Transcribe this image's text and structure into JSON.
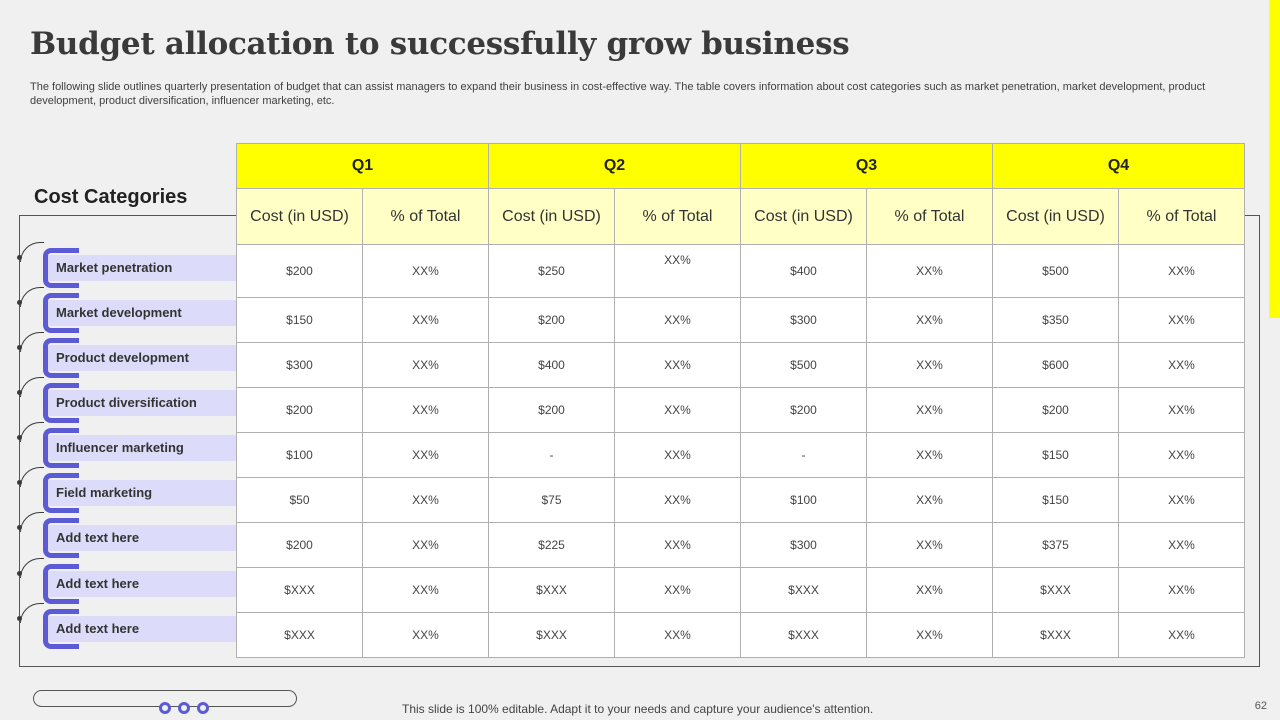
{
  "title": "Budget allocation to successfully grow business",
  "subtitle": "The following slide outlines quarterly presentation of budget that can assist managers to expand their business in cost-effective way.  The table covers information about cost categories such as market penetration, market development, product development, product diversification, influencer marketing, etc.",
  "cost_categories_heading": "Cost Categories",
  "categories": [
    "Market penetration",
    "Market development",
    "Product development",
    "Product diversification",
    "Influencer marketing",
    "Field marketing",
    "Add text here",
    "Add text here",
    "Add text here"
  ],
  "quarters": [
    "Q1",
    "Q2",
    "Q3",
    "Q4"
  ],
  "sub_headers": {
    "cost": "Cost (in USD)",
    "pct": "% of Total"
  },
  "rows": [
    [
      "$200",
      "XX%",
      "$250",
      "XX%",
      "$400",
      "XX%",
      "$500",
      "XX%"
    ],
    [
      "$150",
      "XX%",
      "$200",
      "XX%",
      "$300",
      "XX%",
      "$350",
      "XX%"
    ],
    [
      "$300",
      "XX%",
      "$400",
      "XX%",
      "$500",
      "XX%",
      "$600",
      "XX%"
    ],
    [
      "$200",
      "XX%",
      "$200",
      "XX%",
      "$200",
      "XX%",
      "$200",
      "XX%"
    ],
    [
      "$100",
      "XX%",
      "-",
      "XX%",
      "-",
      "XX%",
      "$150",
      "XX%"
    ],
    [
      "$50",
      "XX%",
      "$75",
      "XX%",
      "$100",
      "XX%",
      "$150",
      "XX%"
    ],
    [
      "$200",
      "XX%",
      "$225",
      "XX%",
      "$300",
      "XX%",
      "$375",
      "XX%"
    ],
    [
      "$XXX",
      "XX%",
      "$XXX",
      "XX%",
      "$XXX",
      "XX%",
      "$XXX",
      "XX%"
    ],
    [
      "$XXX",
      "XX%",
      "$XXX",
      "XX%",
      "$XXX",
      "XX%",
      "$XXX",
      "XX%"
    ]
  ],
  "footer_note": "This slide is 100% editable. Adapt it to your needs and capture your audience's attention.",
  "page_number": "62",
  "colors": {
    "accent_yellow": "#ffff00",
    "header_light_yellow": "#ffffc6",
    "category_purple": "#5b5bd6",
    "category_bar": "#dcdcfa"
  }
}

────────

◆ Written problem ◆
Where does the word "penetration" appear? Return each line that holds it.

◆ Response ◆
  "subtitle": "The following slide outlines quarterly presentation of budget that can assist managers to expand their business in cost-effective way.  The table covers information about cost categories such as market penetration, market development, product development, product diversification, influencer marketing, etc.",
    "Market penetration",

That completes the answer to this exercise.